= Task inputs =
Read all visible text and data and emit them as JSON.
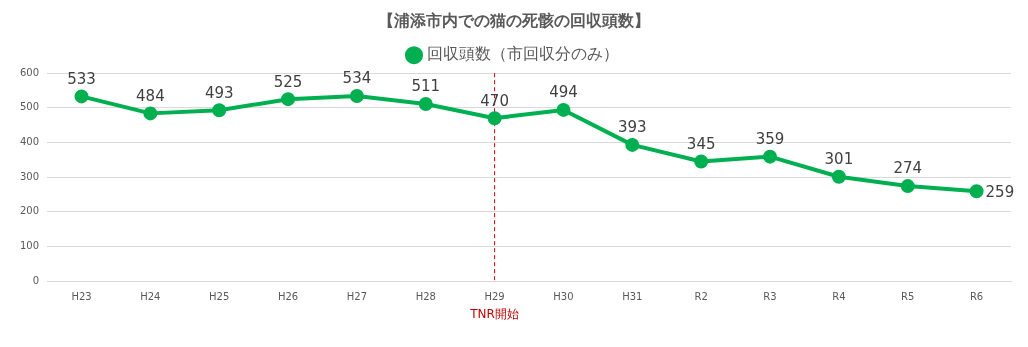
{
  "chart_data": {
    "type": "line",
    "title": "【浦添市内での猫の死骸の回収頭数】",
    "categories": [
      "H23",
      "H24",
      "H25",
      "H26",
      "H27",
      "H28",
      "H29",
      "H30",
      "H31",
      "R2",
      "R3",
      "R4",
      "R5",
      "R6"
    ],
    "series": [
      {
        "name": "回収頭数（市回収分のみ）",
        "color": "#00b050",
        "values": [
          533,
          484,
          493,
          525,
          534,
          511,
          470,
          494,
          393,
          345,
          359,
          301,
          274,
          259
        ]
      }
    ],
    "ylim": [
      0,
      600
    ],
    "yticks": [
      0,
      100,
      200,
      300,
      400,
      500,
      600
    ],
    "grid": "y",
    "legend": "top",
    "marker": "circle",
    "line_style": "solid",
    "data_labels": true,
    "ref_lines": [
      {
        "axis": "x",
        "value": "H29",
        "label": "TNR開始",
        "color": "#c00000",
        "line_style": "dashed"
      }
    ]
  }
}
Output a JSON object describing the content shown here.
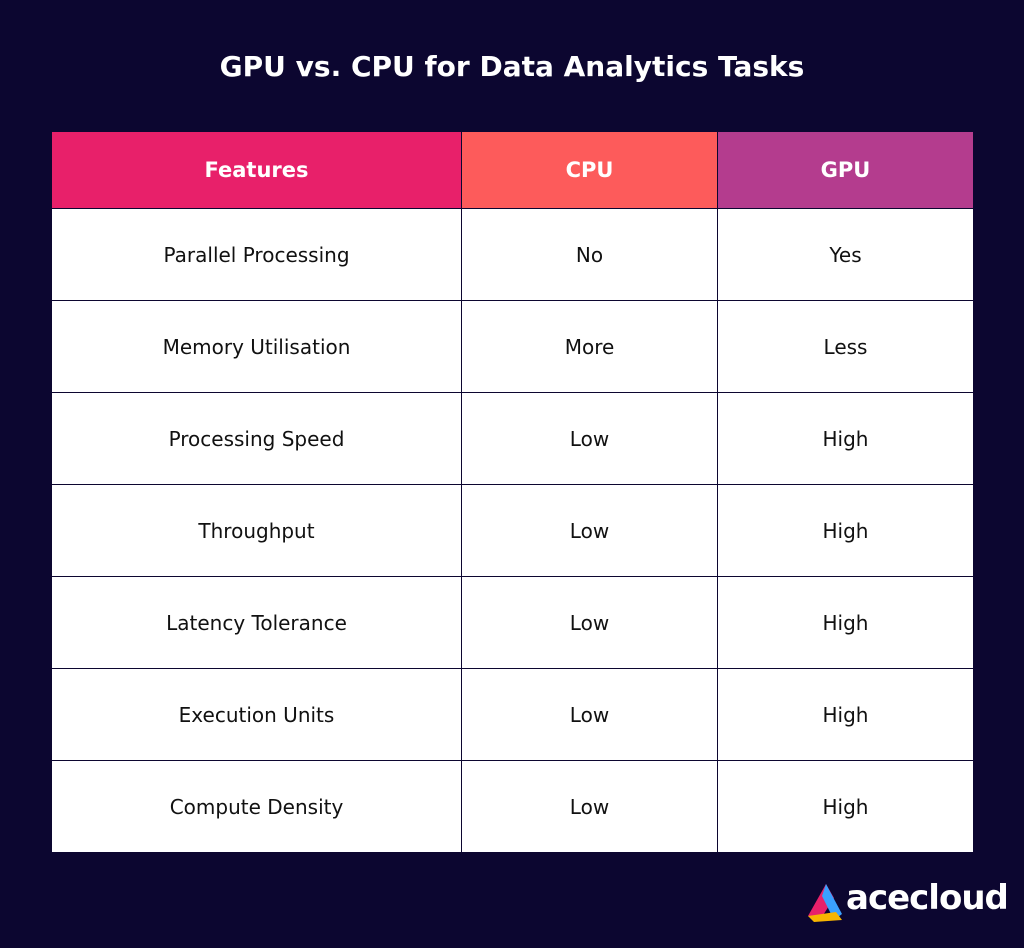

= Required work =
Omit the images and transcribe all of the records above word for word.

= Written reply =
Read all visible text and data and emit them as JSON.
{
  "chart_data": {
    "type": "line",
    "title": "【浦添市内での猫の死骸の回収頭数】",
    "categories": [
      "H23",
      "H24",
      "H25",
      "H26",
      "H27",
      "H28",
      "H29",
      "H30",
      "H31",
      "R2",
      "R3",
      "R4",
      "R5",
      "R6"
    ],
    "series": [
      {
        "name": "回収頭数（市回収分のみ）",
        "color": "#00b050",
        "values": [
          533,
          484,
          493,
          525,
          534,
          511,
          470,
          494,
          393,
          345,
          359,
          301,
          274,
          259
        ]
      }
    ],
    "ylim": [
      0,
      600
    ],
    "yticks": [
      0,
      100,
      200,
      300,
      400,
      500,
      600
    ],
    "grid": "y",
    "legend": "top",
    "marker": "circle",
    "line_style": "solid",
    "data_labels": true,
    "ref_lines": [
      {
        "axis": "x",
        "value": "H29",
        "label": "TNR開始",
        "color": "#c00000",
        "line_style": "dashed"
      }
    ]
  }
}
Output a JSON object describing the content shown here.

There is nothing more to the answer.